| What needs to be done |
Scan the material and copy every line in which "Crudo" appears.

Items from a figure collection:
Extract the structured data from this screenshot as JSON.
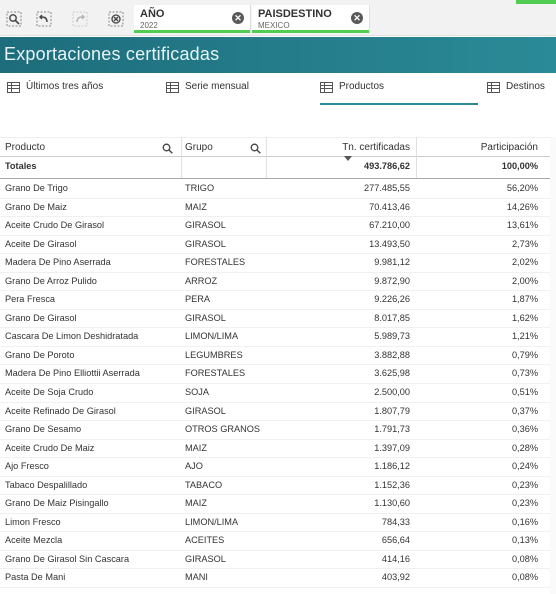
{
  "toolbar": {
    "tools": [
      "search-selections-icon",
      "step-back-icon",
      "step-forward-icon",
      "clear-selections-icon"
    ],
    "selections": [
      {
        "field": "AÑO",
        "value": "2022"
      },
      {
        "field": "PAISDESTINO",
        "value": "MEXICO"
      }
    ]
  },
  "banner": {
    "title": "Exportaciones certificadas"
  },
  "tabs": [
    {
      "label": "Últimos tres años"
    },
    {
      "label": "Serie mensual"
    },
    {
      "label": "Productos"
    },
    {
      "label": "Destinos"
    }
  ],
  "table": {
    "headers": {
      "producto": "Producto",
      "grupo": "Grupo",
      "tn": "Tn. certificadas",
      "part": "Participación"
    },
    "totals": {
      "label": "Totales",
      "tn": "493.786,62",
      "part": "100,00%"
    },
    "rows": [
      {
        "producto": "Grano De Trigo",
        "grupo": "TRIGO",
        "tn": "277.485,55",
        "part": "56,20%"
      },
      {
        "producto": "Grano De Maiz",
        "grupo": "MAIZ",
        "tn": "70.413,46",
        "part": "14,26%"
      },
      {
        "producto": "Aceite Crudo De Girasol",
        "grupo": "GIRASOL",
        "tn": "67.210,00",
        "part": "13,61%"
      },
      {
        "producto": "Aceite De Girasol",
        "grupo": "GIRASOL",
        "tn": "13.493,50",
        "part": "2,73%"
      },
      {
        "producto": "Madera De Pino Aserrada",
        "grupo": "FORESTALES",
        "tn": "9.981,12",
        "part": "2,02%"
      },
      {
        "producto": "Grano De Arroz Pulido",
        "grupo": "ARROZ",
        "tn": "9.872,90",
        "part": "2,00%"
      },
      {
        "producto": "Pera Fresca",
        "grupo": "PERA",
        "tn": "9.226,26",
        "part": "1,87%"
      },
      {
        "producto": "Grano De Girasol",
        "grupo": "GIRASOL",
        "tn": "8.017,85",
        "part": "1,62%"
      },
      {
        "producto": "Cascara De Limon Deshidratada",
        "grupo": "LIMON/LIMA",
        "tn": "5.989,73",
        "part": "1,21%"
      },
      {
        "producto": "Grano De Poroto",
        "grupo": "LEGUMBRES",
        "tn": "3.882,88",
        "part": "0,79%"
      },
      {
        "producto": "Madera De Pino Elliottii Aserrada",
        "grupo": "FORESTALES",
        "tn": "3.625,98",
        "part": "0,73%"
      },
      {
        "producto": "Aceite De Soja Crudo",
        "grupo": "SOJA",
        "tn": "2.500,00",
        "part": "0,51%"
      },
      {
        "producto": "Aceite Refinado De Girasol",
        "grupo": "GIRASOL",
        "tn": "1.807,79",
        "part": "0,37%"
      },
      {
        "producto": "Grano De Sesamo",
        "grupo": "OTROS GRANOS",
        "tn": "1.791,73",
        "part": "0,36%"
      },
      {
        "producto": "Aceite Crudo De Maiz",
        "grupo": "MAIZ",
        "tn": "1.397,09",
        "part": "0,28%"
      },
      {
        "producto": "Ajo Fresco",
        "grupo": "AJO",
        "tn": "1.186,12",
        "part": "0,24%"
      },
      {
        "producto": "Tabaco Despalillado",
        "grupo": "TABACO",
        "tn": "1.152,36",
        "part": "0,23%"
      },
      {
        "producto": "Grano De Maiz Pisingallo",
        "grupo": "MAIZ",
        "tn": "1.130,60",
        "part": "0,23%"
      },
      {
        "producto": "Limon Fresco",
        "grupo": "LIMON/LIMA",
        "tn": "784,33",
        "part": "0,16%"
      },
      {
        "producto": "Aceite Mezcla",
        "grupo": "ACEITES",
        "tn": "656,64",
        "part": "0,13%"
      },
      {
        "producto": "Grano De Girasol Sin Cascara",
        "grupo": "GIRASOL",
        "tn": "414,16",
        "part": "0,08%"
      },
      {
        "producto": "Pasta De Mani",
        "grupo": "MANI",
        "tn": "403,92",
        "part": "0,08%"
      }
    ]
  },
  "colors": {
    "banner": "#1d6d7c",
    "accent": "#52cc52",
    "tab_underline": "#2b8a97"
  }
}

| Answer to this task |
        "producto": "Aceite Crudo De Girasol",
        "producto": "Aceite De Soja Crudo",
        "producto": "Aceite Crudo De Maiz",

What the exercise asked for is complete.